## Start Extracted entries
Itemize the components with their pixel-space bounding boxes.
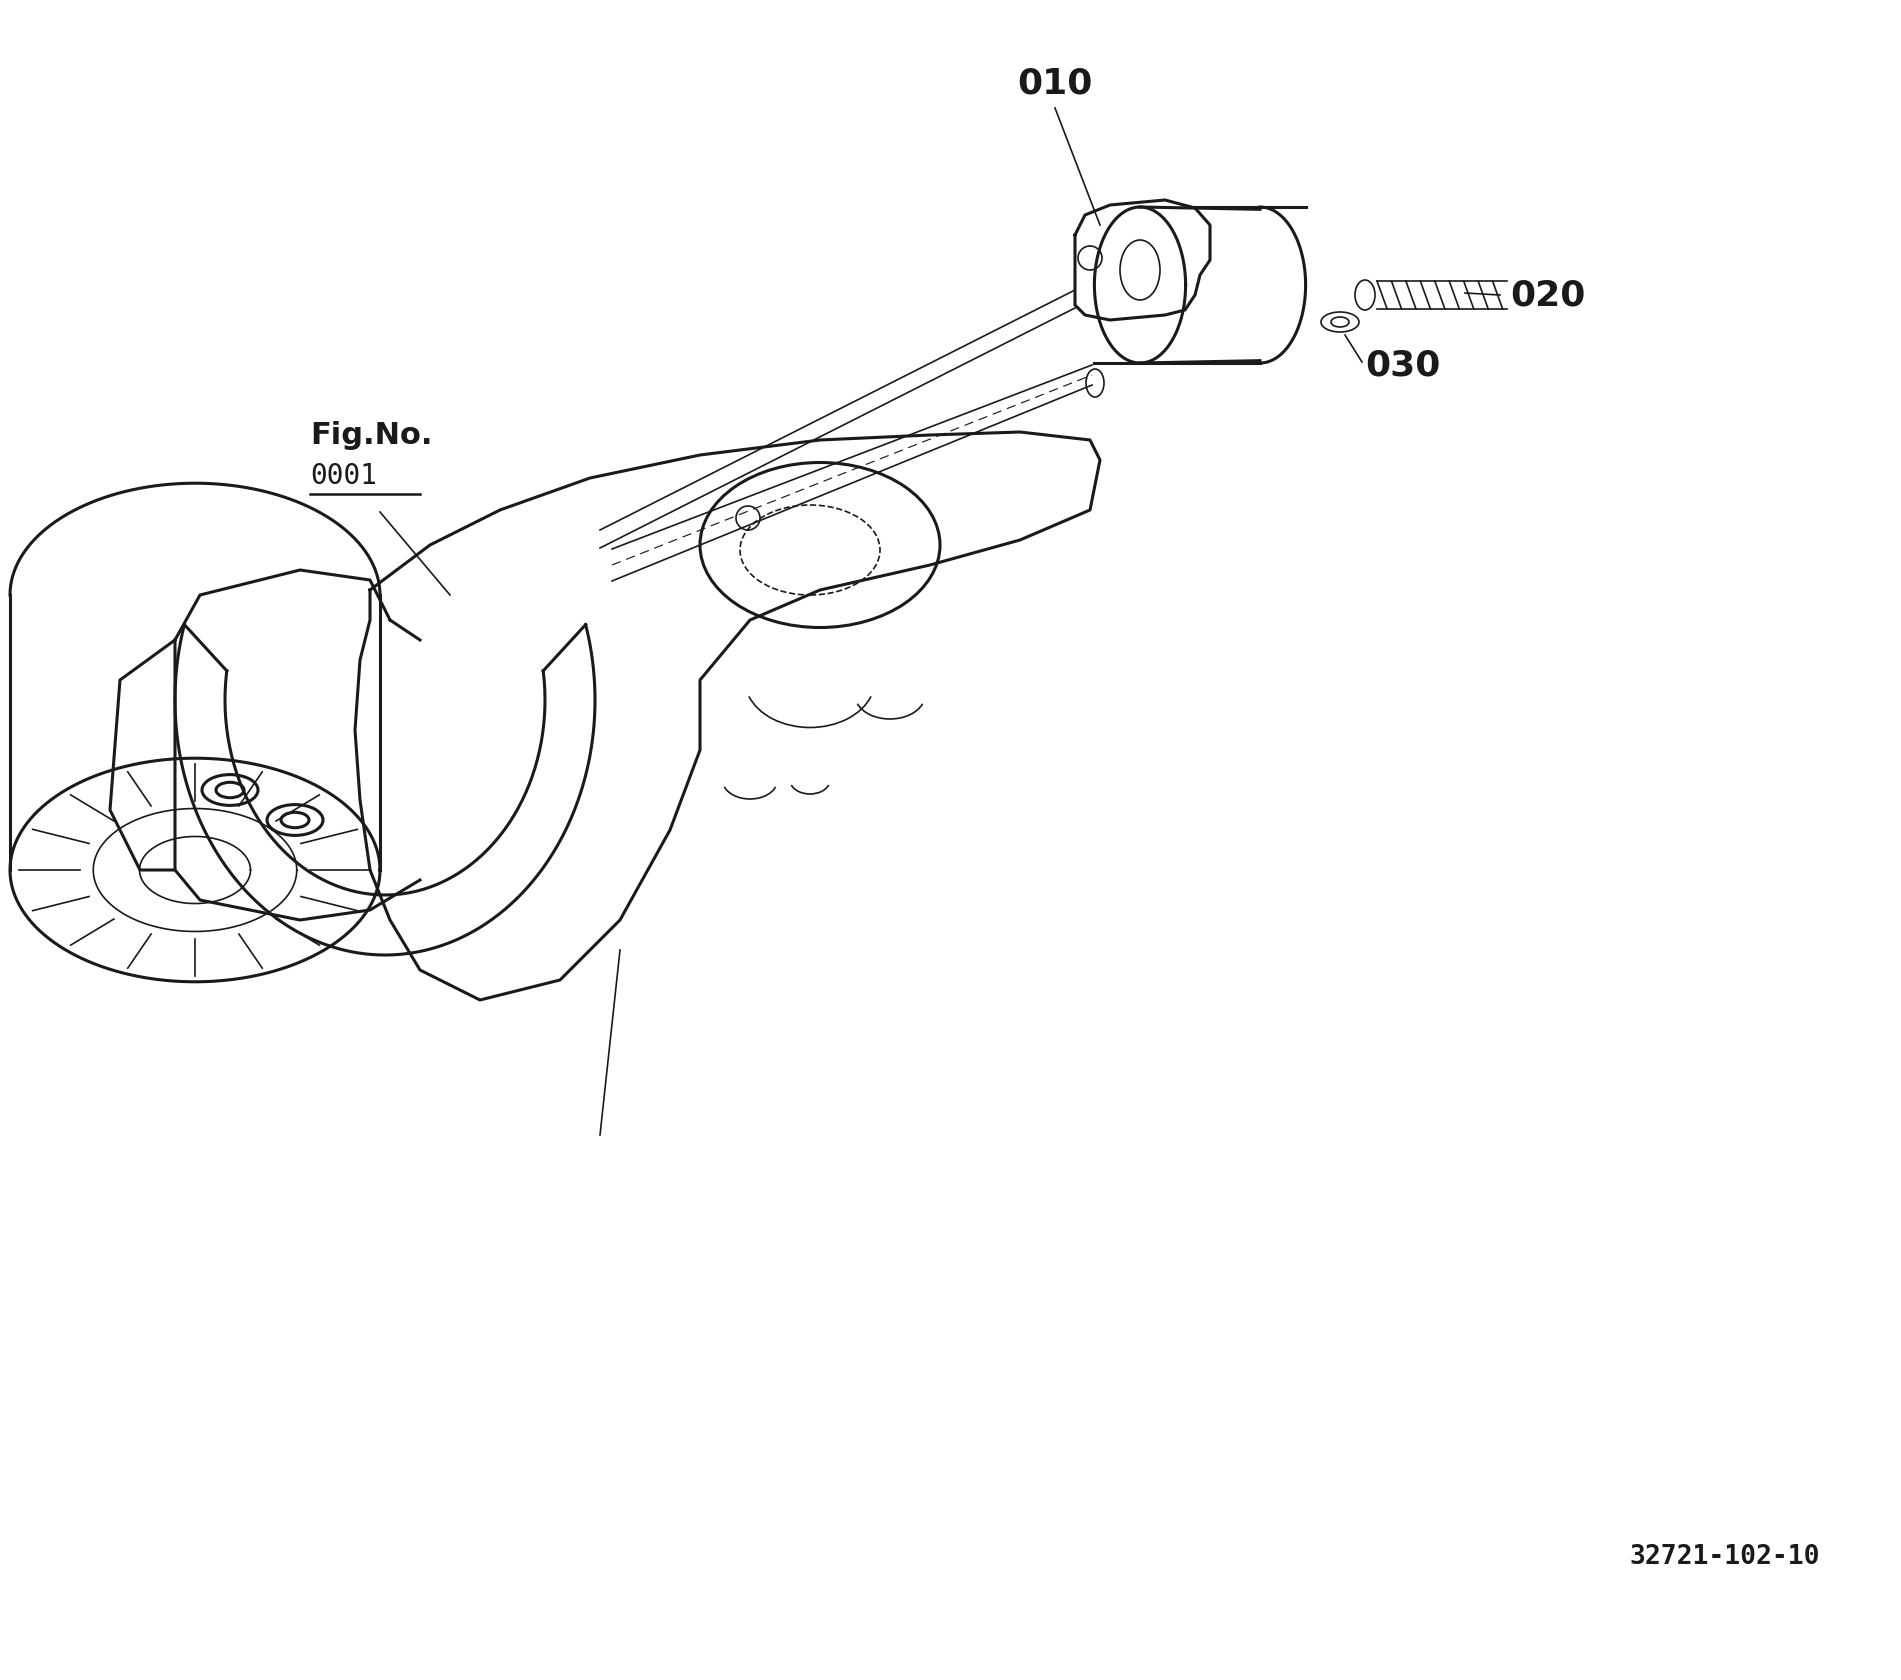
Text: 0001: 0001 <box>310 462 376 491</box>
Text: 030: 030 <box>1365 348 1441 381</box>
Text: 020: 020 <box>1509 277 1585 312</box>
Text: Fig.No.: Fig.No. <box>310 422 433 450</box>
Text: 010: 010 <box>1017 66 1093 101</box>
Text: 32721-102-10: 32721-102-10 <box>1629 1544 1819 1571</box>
## End Extracted entries
Copy the listing above line for line, without any changes, and leave out the pictures.

Itemize the components with their pixel-space bounding boxes.
Text: 0001: 0001 <box>310 462 376 491</box>
Text: 030: 030 <box>1365 348 1441 381</box>
Text: 020: 020 <box>1509 277 1585 312</box>
Text: Fig.No.: Fig.No. <box>310 422 433 450</box>
Text: 010: 010 <box>1017 66 1093 101</box>
Text: 32721-102-10: 32721-102-10 <box>1629 1544 1819 1571</box>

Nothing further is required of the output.